[Chart and figure data]
■ ■ ■

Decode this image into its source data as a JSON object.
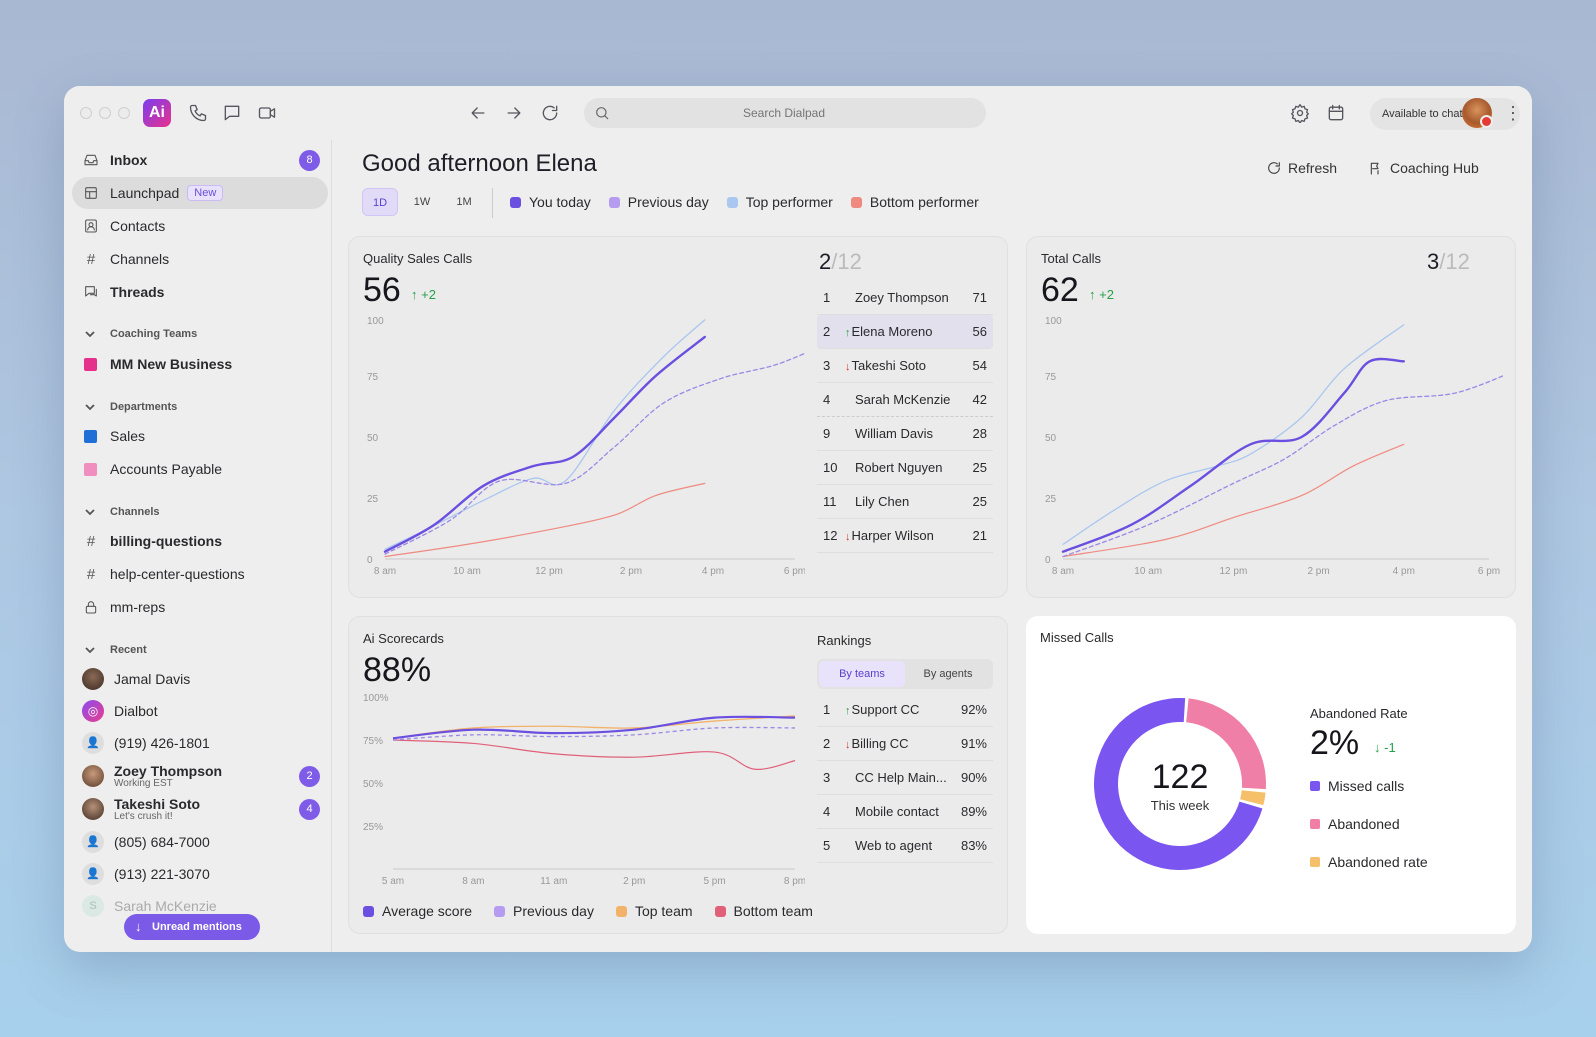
{
  "titlebar": {
    "logo_text": "Ai",
    "search_placeholder": "Search Dialpad",
    "availability": "Available to chat"
  },
  "sidebar": {
    "top": [
      {
        "label": "Inbox",
        "badge": "8",
        "icon": "inbox-icon"
      },
      {
        "label": "Launchpad",
        "tag": "New",
        "icon": "launchpad-icon"
      },
      {
        "label": "Contacts",
        "icon": "contacts-icon"
      },
      {
        "label": "Channels",
        "icon": "hash-icon"
      },
      {
        "label": "Threads",
        "icon": "threads-icon"
      }
    ],
    "coaching_header": "Coaching Teams",
    "coaching": [
      {
        "label": "MM New Business",
        "color": "#e5318b"
      }
    ],
    "departments_header": "Departments",
    "departments": [
      {
        "label": "Sales",
        "color": "#1f6fd6"
      },
      {
        "label": "Accounts Payable",
        "color": "#f08fbf"
      }
    ],
    "channels_header": "Channels",
    "channels": [
      {
        "label": "billing-questions"
      },
      {
        "label": "help-center-questions"
      },
      {
        "label": "mm-reps"
      }
    ],
    "recent_header": "Recent",
    "recent": [
      {
        "label": "Jamal Davis"
      },
      {
        "label": "Dialbot"
      },
      {
        "label": "(919) 426-1801"
      },
      {
        "label": "Zoey Thompson",
        "sub": "Working EST",
        "badge": "2"
      },
      {
        "label": "Takeshi Soto",
        "sub": "Let's crush it!",
        "badge": "4"
      },
      {
        "label": "(805) 684-7000"
      },
      {
        "label": "(913) 221-3070"
      },
      {
        "label": "Sarah McKenzie"
      }
    ],
    "unread": "Unread mentions"
  },
  "header": {
    "greeting": "Good afternoon Elena",
    "tabs": [
      "1D",
      "1W",
      "1M"
    ],
    "legend": [
      {
        "label": "You today",
        "color": "#6a4fe0"
      },
      {
        "label": "Previous day",
        "color": "#b69cf0"
      },
      {
        "label": "Top performer",
        "color": "#a9c7ef"
      },
      {
        "label": "Bottom performer",
        "color": "#ef8a80"
      }
    ],
    "refresh": "Refresh",
    "coaching_hub": "Coaching Hub"
  },
  "quality": {
    "title": "Quality Sales Calls",
    "value": "56",
    "delta": "+2",
    "rank": "2",
    "rank_total": "/12",
    "leaderboard": [
      {
        "pos": "1",
        "name": "Zoey Thompson",
        "score": "71",
        "trend": ""
      },
      {
        "pos": "2",
        "name": "Elena Moreno",
        "score": "56",
        "trend": "up"
      },
      {
        "pos": "3",
        "name": "Takeshi Soto",
        "score": "54",
        "trend": "down"
      },
      {
        "pos": "4",
        "name": "Sarah McKenzie",
        "score": "42",
        "trend": ""
      },
      {
        "pos": "9",
        "name": "William Davis",
        "score": "28",
        "trend": ""
      },
      {
        "pos": "10",
        "name": "Robert Nguyen",
        "score": "25",
        "trend": ""
      },
      {
        "pos": "11",
        "name": "Lily Chen",
        "score": "25",
        "trend": ""
      },
      {
        "pos": "12",
        "name": "Harper Wilson",
        "score": "21",
        "trend": "down"
      }
    ]
  },
  "total": {
    "title": "Total Calls",
    "value": "62",
    "delta": "+2",
    "rank": "3",
    "rank_total": "/12"
  },
  "scorecards": {
    "title": "Ai Scorecards",
    "value": "88%",
    "rankings_title": "Rankings",
    "seg": [
      "By teams",
      "By agents"
    ],
    "rankings": [
      {
        "pos": "1",
        "name": "Support CC",
        "score": "92%",
        "trend": "up"
      },
      {
        "pos": "2",
        "name": "Billing CC",
        "score": "91%",
        "trend": "down"
      },
      {
        "pos": "3",
        "name": "CC Help Main...",
        "score": "90%",
        "trend": ""
      },
      {
        "pos": "4",
        "name": "Mobile contact",
        "score": "89%",
        "trend": ""
      },
      {
        "pos": "5",
        "name": "Web to agent",
        "score": "83%",
        "trend": ""
      }
    ],
    "legend": [
      {
        "label": "Average score",
        "color": "#6a4fe0"
      },
      {
        "label": "Previous day",
        "color": "#b69cf0"
      },
      {
        "label": "Top team",
        "color": "#f2b26a"
      },
      {
        "label": "Bottom team",
        "color": "#e0607a"
      }
    ]
  },
  "missed": {
    "title": "Missed Calls",
    "center_value": "122",
    "center_label": "This week",
    "rate_title": "Abandoned Rate",
    "rate_value": "2%",
    "rate_delta": "-1",
    "legend": [
      {
        "label": "Missed calls",
        "color": "#7b55f0"
      },
      {
        "label": "Abandoned",
        "color": "#ef7fa6"
      },
      {
        "label": "Abandoned rate",
        "color": "#f6c06a"
      }
    ]
  },
  "chart_data": [
    {
      "type": "line",
      "title": "Quality Sales Calls",
      "x": [
        "8 am",
        "10 am",
        "12 pm",
        "2 pm",
        "4 pm",
        "6 pm"
      ],
      "ylim": [
        0,
        100
      ],
      "yticks": [
        0,
        25,
        50,
        75,
        100
      ],
      "series": [
        {
          "name": "You today",
          "points": [
            [
              0,
              3
            ],
            [
              0.6,
              14
            ],
            [
              1.2,
              30
            ],
            [
              1.8,
              38
            ],
            [
              2.3,
              42
            ],
            [
              2.8,
              58
            ],
            [
              3.3,
              75
            ],
            [
              3.9,
              91
            ]
          ]
        },
        {
          "name": "Previous day",
          "points": [
            [
              0,
              2
            ],
            [
              0.8,
              16
            ],
            [
              1.4,
              32
            ],
            [
              2.2,
              31
            ],
            [
              2.8,
              46
            ],
            [
              3.4,
              64
            ],
            [
              4.1,
              74
            ],
            [
              4.8,
              80
            ],
            [
              5.5,
              90
            ]
          ]
        },
        {
          "name": "Top performer",
          "points": [
            [
              0,
              4
            ],
            [
              0.5,
              12
            ],
            [
              1.2,
              24
            ],
            [
              1.8,
              33
            ],
            [
              2.2,
              32
            ],
            [
              2.8,
              61
            ],
            [
              3.4,
              83
            ],
            [
              3.9,
              110
            ]
          ]
        },
        {
          "name": "Bottom performer",
          "points": [
            [
              0,
              1
            ],
            [
              1,
              6
            ],
            [
              2,
              12
            ],
            [
              2.8,
              18
            ],
            [
              3.3,
              26
            ],
            [
              3.9,
              31
            ]
          ]
        }
      ]
    },
    {
      "type": "line",
      "title": "Total Calls",
      "x": [
        "8 am",
        "10 am",
        "12 pm",
        "2 pm",
        "4 pm",
        "6 pm"
      ],
      "ylim": [
        0,
        100
      ],
      "yticks": [
        0,
        25,
        50,
        75,
        100
      ],
      "series": [
        {
          "name": "You today",
          "points": [
            [
              0,
              3
            ],
            [
              0.8,
              14
            ],
            [
              1.5,
              30
            ],
            [
              2.2,
              47
            ],
            [
              2.8,
              50
            ],
            [
              3.3,
              68
            ],
            [
              3.6,
              81
            ],
            [
              4,
              81
            ]
          ]
        },
        {
          "name": "Previous day",
          "points": [
            [
              0,
              1
            ],
            [
              1,
              14
            ],
            [
              2,
              31
            ],
            [
              2.6,
              41
            ],
            [
              3.2,
              55
            ],
            [
              3.8,
              65
            ],
            [
              4.6,
              68
            ],
            [
              5.3,
              77
            ]
          ]
        },
        {
          "name": "Top performer",
          "points": [
            [
              0,
              6
            ],
            [
              0.6,
              20
            ],
            [
              1.2,
              32
            ],
            [
              1.8,
              38
            ],
            [
              2.2,
              43
            ],
            [
              2.8,
              58
            ],
            [
              3.3,
              78
            ],
            [
              4,
              96
            ]
          ]
        },
        {
          "name": "Bottom performer",
          "points": [
            [
              0,
              1
            ],
            [
              1.2,
              8
            ],
            [
              2,
              17
            ],
            [
              2.8,
              26
            ],
            [
              3.4,
              38
            ],
            [
              4,
              47
            ]
          ]
        }
      ]
    },
    {
      "type": "line",
      "title": "Ai Scorecards",
      "x": [
        "5 am",
        "8 am",
        "11 am",
        "2 pm",
        "5 pm",
        "8 pm"
      ],
      "ylim": [
        0,
        100
      ],
      "yticks": [
        25,
        50,
        75,
        100
      ],
      "series": [
        {
          "name": "Average score",
          "points": [
            [
              0,
              76
            ],
            [
              1,
              81
            ],
            [
              2,
              79
            ],
            [
              3,
              81
            ],
            [
              4,
              88
            ],
            [
              5,
              88
            ]
          ]
        },
        {
          "name": "Previous day",
          "points": [
            [
              0,
              75
            ],
            [
              1,
              78
            ],
            [
              2,
              77
            ],
            [
              3,
              78
            ],
            [
              4,
              82
            ],
            [
              5,
              82
            ]
          ]
        },
        {
          "name": "Top team",
          "points": [
            [
              0,
              76
            ],
            [
              1,
              82
            ],
            [
              2,
              83
            ],
            [
              3,
              82
            ],
            [
              4,
              86
            ],
            [
              5,
              89
            ]
          ]
        },
        {
          "name": "Bottom team",
          "points": [
            [
              0,
              75
            ],
            [
              1,
              73
            ],
            [
              2,
              67
            ],
            [
              3,
              65
            ],
            [
              4,
              68
            ],
            [
              4.5,
              58
            ],
            [
              5,
              63
            ]
          ]
        }
      ]
    },
    {
      "type": "pie",
      "title": "Missed Calls",
      "categories": [
        "Missed calls",
        "Abandoned",
        "Abandoned rate"
      ],
      "values": [
        72,
        25,
        3
      ]
    }
  ]
}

■ ■ ■

## WHAT IS NEEDED
Extract each line from the entries above that contains the string "Bottom".

## PROBLEM SOLUTION
        "label": "Bottom performer",
        "label": "Bottom team",
          "name": "Bottom performer",
          "name": "Bottom performer",
          "name": "Bottom team",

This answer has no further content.